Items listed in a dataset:

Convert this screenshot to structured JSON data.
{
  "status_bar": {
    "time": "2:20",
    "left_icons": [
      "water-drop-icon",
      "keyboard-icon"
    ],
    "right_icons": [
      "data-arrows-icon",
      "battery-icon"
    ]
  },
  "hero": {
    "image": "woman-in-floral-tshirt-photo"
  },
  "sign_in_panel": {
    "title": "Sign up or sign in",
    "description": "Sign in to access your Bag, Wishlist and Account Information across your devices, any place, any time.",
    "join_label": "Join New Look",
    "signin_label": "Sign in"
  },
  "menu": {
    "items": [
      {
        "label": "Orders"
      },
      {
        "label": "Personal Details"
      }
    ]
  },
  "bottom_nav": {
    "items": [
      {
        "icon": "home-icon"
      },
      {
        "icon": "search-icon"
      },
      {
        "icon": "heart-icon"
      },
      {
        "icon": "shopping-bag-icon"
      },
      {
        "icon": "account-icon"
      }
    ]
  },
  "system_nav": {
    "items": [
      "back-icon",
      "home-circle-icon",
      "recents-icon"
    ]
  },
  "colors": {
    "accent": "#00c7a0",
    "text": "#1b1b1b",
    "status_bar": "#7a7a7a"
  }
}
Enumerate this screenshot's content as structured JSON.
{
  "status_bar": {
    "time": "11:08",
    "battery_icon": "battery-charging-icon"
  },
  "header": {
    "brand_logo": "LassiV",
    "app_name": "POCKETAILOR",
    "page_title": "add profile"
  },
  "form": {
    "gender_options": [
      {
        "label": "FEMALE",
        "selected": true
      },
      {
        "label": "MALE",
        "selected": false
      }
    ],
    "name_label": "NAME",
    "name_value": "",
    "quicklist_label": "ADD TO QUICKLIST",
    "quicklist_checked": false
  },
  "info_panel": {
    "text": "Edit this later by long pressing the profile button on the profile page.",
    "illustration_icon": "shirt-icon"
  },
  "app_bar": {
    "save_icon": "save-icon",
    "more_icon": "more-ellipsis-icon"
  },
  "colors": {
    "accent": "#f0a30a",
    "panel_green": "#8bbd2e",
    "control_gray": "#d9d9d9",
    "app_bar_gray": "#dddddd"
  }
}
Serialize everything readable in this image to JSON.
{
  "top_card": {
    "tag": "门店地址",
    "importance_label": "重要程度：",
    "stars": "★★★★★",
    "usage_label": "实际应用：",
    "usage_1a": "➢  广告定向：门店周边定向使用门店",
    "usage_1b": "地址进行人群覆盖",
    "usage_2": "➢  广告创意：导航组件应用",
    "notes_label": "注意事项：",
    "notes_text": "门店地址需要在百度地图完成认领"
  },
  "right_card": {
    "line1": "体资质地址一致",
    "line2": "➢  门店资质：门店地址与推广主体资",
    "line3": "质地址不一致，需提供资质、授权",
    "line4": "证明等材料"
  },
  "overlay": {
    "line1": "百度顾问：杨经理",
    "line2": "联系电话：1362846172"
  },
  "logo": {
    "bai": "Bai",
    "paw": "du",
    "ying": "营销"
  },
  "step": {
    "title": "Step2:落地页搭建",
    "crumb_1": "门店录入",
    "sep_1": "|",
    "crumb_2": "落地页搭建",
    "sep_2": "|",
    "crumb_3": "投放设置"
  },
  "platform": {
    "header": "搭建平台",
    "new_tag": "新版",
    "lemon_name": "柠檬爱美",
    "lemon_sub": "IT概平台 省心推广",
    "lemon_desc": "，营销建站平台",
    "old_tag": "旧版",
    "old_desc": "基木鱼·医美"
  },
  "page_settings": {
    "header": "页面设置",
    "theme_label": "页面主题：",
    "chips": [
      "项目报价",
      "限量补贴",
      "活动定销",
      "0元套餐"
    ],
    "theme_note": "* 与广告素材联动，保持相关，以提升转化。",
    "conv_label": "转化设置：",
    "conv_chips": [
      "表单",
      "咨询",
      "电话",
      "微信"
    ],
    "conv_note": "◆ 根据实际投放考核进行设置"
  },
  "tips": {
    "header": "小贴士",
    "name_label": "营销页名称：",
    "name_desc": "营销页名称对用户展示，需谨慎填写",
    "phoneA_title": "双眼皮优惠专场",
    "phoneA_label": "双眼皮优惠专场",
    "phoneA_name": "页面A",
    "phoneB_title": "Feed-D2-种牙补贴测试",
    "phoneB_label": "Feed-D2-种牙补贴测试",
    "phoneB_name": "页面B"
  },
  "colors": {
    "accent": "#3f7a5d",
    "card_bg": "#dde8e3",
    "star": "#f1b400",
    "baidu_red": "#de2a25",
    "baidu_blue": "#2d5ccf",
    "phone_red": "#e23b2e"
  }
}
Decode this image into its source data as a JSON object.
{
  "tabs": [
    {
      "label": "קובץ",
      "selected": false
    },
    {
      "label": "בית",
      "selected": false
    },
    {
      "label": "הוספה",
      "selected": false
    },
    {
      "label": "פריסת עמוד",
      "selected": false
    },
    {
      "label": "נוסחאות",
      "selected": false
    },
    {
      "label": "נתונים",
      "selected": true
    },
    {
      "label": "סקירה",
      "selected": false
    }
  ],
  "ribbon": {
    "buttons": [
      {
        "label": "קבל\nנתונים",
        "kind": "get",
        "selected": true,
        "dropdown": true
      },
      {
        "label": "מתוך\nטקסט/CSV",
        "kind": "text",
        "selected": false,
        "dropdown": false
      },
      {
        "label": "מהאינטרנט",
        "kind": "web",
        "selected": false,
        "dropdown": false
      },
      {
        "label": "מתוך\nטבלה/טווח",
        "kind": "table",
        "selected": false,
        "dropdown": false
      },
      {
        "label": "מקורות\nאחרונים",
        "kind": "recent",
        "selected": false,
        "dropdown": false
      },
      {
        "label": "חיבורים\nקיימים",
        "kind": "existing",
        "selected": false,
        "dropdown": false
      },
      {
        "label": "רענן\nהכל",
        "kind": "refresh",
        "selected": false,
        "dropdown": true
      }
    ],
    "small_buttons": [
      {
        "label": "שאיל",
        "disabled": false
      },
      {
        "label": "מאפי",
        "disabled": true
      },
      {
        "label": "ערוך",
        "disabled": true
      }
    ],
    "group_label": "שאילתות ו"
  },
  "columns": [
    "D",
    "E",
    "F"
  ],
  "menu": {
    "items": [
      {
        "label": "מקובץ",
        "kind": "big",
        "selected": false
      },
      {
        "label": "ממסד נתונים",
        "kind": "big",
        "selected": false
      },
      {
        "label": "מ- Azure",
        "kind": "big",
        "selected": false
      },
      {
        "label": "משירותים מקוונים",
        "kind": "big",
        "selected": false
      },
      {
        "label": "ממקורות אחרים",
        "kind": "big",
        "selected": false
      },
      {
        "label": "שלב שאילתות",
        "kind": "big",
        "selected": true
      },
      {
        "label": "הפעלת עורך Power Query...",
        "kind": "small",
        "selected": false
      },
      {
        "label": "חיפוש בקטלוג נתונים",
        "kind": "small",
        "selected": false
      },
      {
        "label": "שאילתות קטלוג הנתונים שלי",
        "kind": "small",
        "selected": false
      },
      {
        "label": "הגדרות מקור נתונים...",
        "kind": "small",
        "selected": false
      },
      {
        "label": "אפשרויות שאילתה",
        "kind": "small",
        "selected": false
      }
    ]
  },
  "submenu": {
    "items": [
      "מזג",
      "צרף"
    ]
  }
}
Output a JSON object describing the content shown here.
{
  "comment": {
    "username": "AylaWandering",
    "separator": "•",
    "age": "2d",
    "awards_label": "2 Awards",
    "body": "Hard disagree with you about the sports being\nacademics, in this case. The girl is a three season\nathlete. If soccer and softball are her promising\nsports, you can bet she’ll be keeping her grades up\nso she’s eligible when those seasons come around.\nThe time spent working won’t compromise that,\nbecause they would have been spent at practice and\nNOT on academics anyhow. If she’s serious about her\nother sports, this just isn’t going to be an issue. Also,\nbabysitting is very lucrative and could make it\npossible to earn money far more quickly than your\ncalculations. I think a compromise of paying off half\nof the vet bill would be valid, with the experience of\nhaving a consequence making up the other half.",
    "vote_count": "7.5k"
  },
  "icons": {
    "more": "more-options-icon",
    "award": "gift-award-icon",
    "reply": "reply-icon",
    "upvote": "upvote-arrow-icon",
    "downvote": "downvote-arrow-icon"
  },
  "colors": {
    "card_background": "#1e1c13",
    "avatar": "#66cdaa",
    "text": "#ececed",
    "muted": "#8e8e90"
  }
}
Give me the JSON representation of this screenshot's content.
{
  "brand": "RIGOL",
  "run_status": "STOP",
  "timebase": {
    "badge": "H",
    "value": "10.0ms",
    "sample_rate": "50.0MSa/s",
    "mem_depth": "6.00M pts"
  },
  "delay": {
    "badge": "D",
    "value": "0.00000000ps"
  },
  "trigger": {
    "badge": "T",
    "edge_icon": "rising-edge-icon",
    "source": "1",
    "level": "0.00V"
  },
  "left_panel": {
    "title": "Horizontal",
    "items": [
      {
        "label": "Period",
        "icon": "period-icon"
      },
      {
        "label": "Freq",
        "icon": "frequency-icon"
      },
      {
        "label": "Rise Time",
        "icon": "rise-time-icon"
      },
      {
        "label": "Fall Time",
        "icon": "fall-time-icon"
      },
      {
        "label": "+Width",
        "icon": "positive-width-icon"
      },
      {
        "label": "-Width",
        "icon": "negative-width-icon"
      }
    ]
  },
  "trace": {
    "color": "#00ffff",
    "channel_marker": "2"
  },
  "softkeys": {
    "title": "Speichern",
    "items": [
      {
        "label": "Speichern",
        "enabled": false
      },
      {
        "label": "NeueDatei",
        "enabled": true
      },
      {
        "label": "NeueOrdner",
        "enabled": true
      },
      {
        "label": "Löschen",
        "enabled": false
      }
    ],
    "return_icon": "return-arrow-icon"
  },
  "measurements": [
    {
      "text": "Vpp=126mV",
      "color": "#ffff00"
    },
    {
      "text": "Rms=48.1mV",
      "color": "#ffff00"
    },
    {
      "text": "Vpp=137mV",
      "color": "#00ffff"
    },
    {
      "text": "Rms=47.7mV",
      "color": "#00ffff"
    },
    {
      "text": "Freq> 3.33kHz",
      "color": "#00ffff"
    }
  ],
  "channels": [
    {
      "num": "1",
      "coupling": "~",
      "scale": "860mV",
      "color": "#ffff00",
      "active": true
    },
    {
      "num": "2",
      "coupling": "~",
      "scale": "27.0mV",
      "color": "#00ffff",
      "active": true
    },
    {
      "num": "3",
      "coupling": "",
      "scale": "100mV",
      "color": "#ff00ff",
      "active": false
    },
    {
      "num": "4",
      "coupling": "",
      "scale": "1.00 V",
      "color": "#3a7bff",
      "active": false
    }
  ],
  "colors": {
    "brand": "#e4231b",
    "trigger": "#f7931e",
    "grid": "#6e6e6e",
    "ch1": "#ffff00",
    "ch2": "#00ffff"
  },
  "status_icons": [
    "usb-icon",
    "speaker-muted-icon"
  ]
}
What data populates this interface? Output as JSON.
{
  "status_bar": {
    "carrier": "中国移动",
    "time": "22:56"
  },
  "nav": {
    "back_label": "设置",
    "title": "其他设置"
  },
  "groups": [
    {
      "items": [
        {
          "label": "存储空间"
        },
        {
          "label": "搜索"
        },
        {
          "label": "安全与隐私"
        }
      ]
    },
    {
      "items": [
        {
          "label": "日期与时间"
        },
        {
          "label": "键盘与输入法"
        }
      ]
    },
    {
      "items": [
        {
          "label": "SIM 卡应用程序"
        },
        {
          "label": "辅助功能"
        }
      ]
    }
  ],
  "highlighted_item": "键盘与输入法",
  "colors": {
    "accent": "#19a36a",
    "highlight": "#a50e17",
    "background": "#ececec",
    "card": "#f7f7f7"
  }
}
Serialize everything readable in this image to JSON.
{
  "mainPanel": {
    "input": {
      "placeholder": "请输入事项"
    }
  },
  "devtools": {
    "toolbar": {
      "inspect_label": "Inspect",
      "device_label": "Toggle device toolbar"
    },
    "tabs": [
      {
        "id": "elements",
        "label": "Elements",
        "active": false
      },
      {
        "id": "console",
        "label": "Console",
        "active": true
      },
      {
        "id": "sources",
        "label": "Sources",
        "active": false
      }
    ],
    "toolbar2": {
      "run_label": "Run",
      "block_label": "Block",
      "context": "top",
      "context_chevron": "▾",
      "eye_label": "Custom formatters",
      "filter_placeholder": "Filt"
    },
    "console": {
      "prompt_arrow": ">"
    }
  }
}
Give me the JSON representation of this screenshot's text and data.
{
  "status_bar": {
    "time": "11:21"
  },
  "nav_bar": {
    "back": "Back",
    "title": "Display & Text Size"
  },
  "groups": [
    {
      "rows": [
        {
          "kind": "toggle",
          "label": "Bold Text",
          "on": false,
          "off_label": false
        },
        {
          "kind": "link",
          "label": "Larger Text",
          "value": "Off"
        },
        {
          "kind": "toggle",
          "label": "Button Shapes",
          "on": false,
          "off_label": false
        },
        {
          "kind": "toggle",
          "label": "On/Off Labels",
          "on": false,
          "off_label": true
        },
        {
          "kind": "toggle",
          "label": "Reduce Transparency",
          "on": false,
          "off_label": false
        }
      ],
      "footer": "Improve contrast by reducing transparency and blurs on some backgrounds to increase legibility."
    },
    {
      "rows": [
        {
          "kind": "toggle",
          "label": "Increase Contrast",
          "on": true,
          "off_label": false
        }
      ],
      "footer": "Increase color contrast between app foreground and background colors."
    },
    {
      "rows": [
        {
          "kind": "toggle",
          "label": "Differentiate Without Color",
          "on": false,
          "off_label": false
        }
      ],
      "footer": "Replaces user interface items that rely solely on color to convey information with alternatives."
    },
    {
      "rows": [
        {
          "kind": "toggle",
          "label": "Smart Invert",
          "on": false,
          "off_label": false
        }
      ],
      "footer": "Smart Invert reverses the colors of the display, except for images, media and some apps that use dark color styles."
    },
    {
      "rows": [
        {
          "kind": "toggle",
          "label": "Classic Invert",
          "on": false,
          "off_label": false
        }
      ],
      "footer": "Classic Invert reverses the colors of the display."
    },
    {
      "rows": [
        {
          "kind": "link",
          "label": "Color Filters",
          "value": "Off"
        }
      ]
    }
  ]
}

The request =>
Report how many lines in these entries contain "structured". Answer with the number only.

Exercise response =>
2